[Task objective]: Return all of the data exactly as given.

(Dataset records)

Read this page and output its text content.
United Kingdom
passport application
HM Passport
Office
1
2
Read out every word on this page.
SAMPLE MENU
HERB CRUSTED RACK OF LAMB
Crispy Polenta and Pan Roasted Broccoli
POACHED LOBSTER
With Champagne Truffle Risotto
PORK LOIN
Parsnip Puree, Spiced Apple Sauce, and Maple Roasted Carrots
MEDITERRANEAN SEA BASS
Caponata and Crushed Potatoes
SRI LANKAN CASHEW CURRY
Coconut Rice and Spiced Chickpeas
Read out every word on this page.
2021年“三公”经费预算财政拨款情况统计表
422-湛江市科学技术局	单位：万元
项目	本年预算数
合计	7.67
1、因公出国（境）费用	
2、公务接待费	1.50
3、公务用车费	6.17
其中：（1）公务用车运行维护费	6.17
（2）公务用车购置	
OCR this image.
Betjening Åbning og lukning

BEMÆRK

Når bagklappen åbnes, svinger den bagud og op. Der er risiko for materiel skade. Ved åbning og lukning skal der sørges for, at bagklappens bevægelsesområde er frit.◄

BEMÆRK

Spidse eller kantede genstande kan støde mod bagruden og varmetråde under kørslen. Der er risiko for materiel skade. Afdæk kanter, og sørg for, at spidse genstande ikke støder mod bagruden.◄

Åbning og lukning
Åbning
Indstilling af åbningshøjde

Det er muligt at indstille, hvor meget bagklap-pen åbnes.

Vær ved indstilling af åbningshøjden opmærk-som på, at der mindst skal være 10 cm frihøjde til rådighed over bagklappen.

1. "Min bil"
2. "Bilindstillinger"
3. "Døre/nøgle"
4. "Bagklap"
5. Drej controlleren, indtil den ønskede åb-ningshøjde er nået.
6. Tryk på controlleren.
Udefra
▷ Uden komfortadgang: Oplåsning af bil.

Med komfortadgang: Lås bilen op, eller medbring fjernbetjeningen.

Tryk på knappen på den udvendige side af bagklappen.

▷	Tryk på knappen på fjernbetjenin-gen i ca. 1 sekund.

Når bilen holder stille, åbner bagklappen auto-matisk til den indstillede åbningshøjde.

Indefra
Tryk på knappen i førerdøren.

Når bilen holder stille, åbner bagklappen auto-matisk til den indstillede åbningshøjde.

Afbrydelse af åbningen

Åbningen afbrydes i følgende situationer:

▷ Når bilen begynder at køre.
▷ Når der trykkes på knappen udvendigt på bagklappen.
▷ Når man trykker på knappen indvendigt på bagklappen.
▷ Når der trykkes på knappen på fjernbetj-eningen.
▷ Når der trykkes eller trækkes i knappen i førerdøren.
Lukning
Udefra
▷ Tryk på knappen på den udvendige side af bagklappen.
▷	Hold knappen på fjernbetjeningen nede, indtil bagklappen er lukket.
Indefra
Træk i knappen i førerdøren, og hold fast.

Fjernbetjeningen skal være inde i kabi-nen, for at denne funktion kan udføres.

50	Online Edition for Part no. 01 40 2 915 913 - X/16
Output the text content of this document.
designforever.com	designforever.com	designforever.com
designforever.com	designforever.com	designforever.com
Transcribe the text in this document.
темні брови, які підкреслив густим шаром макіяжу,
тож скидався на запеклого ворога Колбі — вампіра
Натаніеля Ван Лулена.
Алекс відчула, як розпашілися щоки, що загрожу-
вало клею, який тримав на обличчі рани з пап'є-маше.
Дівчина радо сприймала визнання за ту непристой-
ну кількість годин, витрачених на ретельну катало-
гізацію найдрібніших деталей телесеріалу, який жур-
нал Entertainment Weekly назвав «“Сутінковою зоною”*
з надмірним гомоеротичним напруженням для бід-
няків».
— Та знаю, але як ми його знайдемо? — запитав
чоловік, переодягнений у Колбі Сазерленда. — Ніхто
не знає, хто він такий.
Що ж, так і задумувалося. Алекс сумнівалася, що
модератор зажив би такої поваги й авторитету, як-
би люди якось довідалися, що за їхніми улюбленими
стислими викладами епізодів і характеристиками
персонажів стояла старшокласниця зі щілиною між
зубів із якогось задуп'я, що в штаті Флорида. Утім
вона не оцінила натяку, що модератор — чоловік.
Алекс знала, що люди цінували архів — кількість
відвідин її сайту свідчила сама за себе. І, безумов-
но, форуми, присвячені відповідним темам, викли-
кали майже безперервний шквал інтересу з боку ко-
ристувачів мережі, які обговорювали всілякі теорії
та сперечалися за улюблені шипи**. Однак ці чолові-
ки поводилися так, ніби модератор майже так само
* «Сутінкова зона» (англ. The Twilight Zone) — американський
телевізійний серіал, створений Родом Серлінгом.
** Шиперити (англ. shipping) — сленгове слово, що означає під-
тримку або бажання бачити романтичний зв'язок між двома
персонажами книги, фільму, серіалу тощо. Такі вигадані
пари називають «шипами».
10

[Task answer]:
Read this page and output its text content.
United Kingdom
passport application
HM Passport
Office
1
2
Read out every word on this page.
SAMPLE MENU
HERB CRUSTED RACK OF LAMB
Crispy Polenta and Pan Roasted Broccoli
POACHED LOBSTER
With Champagne Truffle Risotto
PORK LOIN
Parsnip Puree, Spiced Apple Sauce, and Maple Roasted Carrots
MEDITERRANEAN SEA BASS
Caponata and Crushed Potatoes
SRI LANKAN CASHEW CURRY
Coconut Rice and Spiced Chickpeas
Read out every word on this page.
2021年“三公”经费预算财政拨款情况统计表
422-湛江市科学技术局	单位：万元
项目	本年预算数
合计	7.67
1、因公出国（境）费用	
2、公务接待费	1.50
3、公务用车费	6.17
其中：（1）公务用车运行维护费	6.17
（2）公务用车购置	
OCR this image.
Betjening Åbning og lukning

BEMÆRK

Når bagklappen åbnes, svinger den bagud og op. Der er risiko for materiel skade. Ved åbning og lukning skal der sørges for, at bagklappens bevægelsesområde er frit.◄

BEMÆRK

Spidse eller kantede genstande kan støde mod bagruden og varmetråde under kørslen. Der er risiko for materiel skade. Afdæk kanter, og sørg for, at spidse genstande ikke støder mod bagruden.◄

Åbning og lukning
Åbning
Indstilling af åbningshøjde

Det er muligt at indstille, hvor meget bagklap-pen åbnes.

Vær ved indstilling af åbningshøjden opmærk-som på, at der mindst skal være 10 cm frihøjde til rådighed over bagklappen.

1. "Min bil"
2. "Bilindstillinger"
3. "Døre/nøgle"
4. "Bagklap"
5. Drej controlleren, indtil den ønskede åb-ningshøjde er nået.
6. Tryk på controlleren.
Udefra
▷ Uden komfortadgang: Oplåsning af bil.

Med komfortadgang: Lås bilen op, eller medbring fjernbetjeningen.

Tryk på knappen på den udvendige side af bagklappen.

▷	Tryk på knappen på fjernbetjenin-gen i ca. 1 sekund.

Når bilen holder stille, åbner bagklappen auto-matisk til den indstillede åbningshøjde.

Indefra
Tryk på knappen i førerdøren.

Når bilen holder stille, åbner bagklappen auto-matisk til den indstillede åbningshøjde.

Afbrydelse af åbningen

Åbningen afbrydes i følgende situationer:

▷ Når bilen begynder at køre.
▷ Når der trykkes på knappen udvendigt på bagklappen.
▷ Når man trykker på knappen indvendigt på bagklappen.
▷ Når der trykkes på knappen på fjernbetj-eningen.
▷ Når der trykkes eller trækkes i knappen i førerdøren.
Lukning
Udefra
▷ Tryk på knappen på den udvendige side af bagklappen.
▷	Hold knappen på fjernbetjeningen nede, indtil bagklappen er lukket.
Indefra
Træk i knappen i førerdøren, og hold fast.

Fjernbetjeningen skal være inde i kabi-nen, for at denne funktion kan udføres.

50	Online Edition for Part no. 01 40 2 915 913 - X/16
Output the text content of this document.
designforever.com	designforever.com	designforever.com
designforever.com	designforever.com	designforever.com
Transcribe the text in this document.
темні брови, які підкреслив густим шаром макіяжу,
тож скидався на запеклого ворога Колбі — вампіра
Натаніеля Ван Лулена.
Алекс відчула, як розпашілися щоки, що загрожу-
вало клею, який тримав на обличчі рани з пап'є-маше.
Дівчина радо сприймала визнання за ту непристой-
ну кількість годин, витрачених на ретельну катало-
гізацію найдрібніших деталей телесеріалу, який жур-
нал Entertainment Weekly назвав «“Сутінковою зоною”*
з надмірним гомоеротичним напруженням для бід-
няків».
— Та знаю, але як ми його знайдемо? — запитав
чоловік, переодягнений у Колбі Сазерленда. — Ніхто
не знає, хто він такий.
Що ж, так і задумувалося. Алекс сумнівалася, що
модератор зажив би такої поваги й авторитету, як-
би люди якось довідалися, що за їхніми улюбленими
стислими викладами епізодів і характеристиками
персонажів стояла старшокласниця зі щілиною між
зубів із якогось задуп'я, що в штаті Флорида. Утім
вона не оцінила натяку, що модератор — чоловік.
Алекс знала, що люди цінували архів — кількість
відвідин її сайту свідчила сама за себе. І, безумов-
но, форуми, присвячені відповідним темам, викли-
кали майже безперервний шквал інтересу з боку ко-
ристувачів мережі, які обговорювали всілякі теорії
та сперечалися за улюблені шипи**. Однак ці чолові-
ки поводилися так, ніби модератор майже так само
* «Сутінкова зона» (англ. The Twilight Zone) — американський
телевізійний серіал, створений Родом Серлінгом.
** Шиперити (англ. shipping) — сленгове слово, що означає під-
тримку або бажання бачити романтичний зв'язок між двома
персонажами книги, фільму, серіалу тощо. Такі вигадані
пари називають «шипами».
10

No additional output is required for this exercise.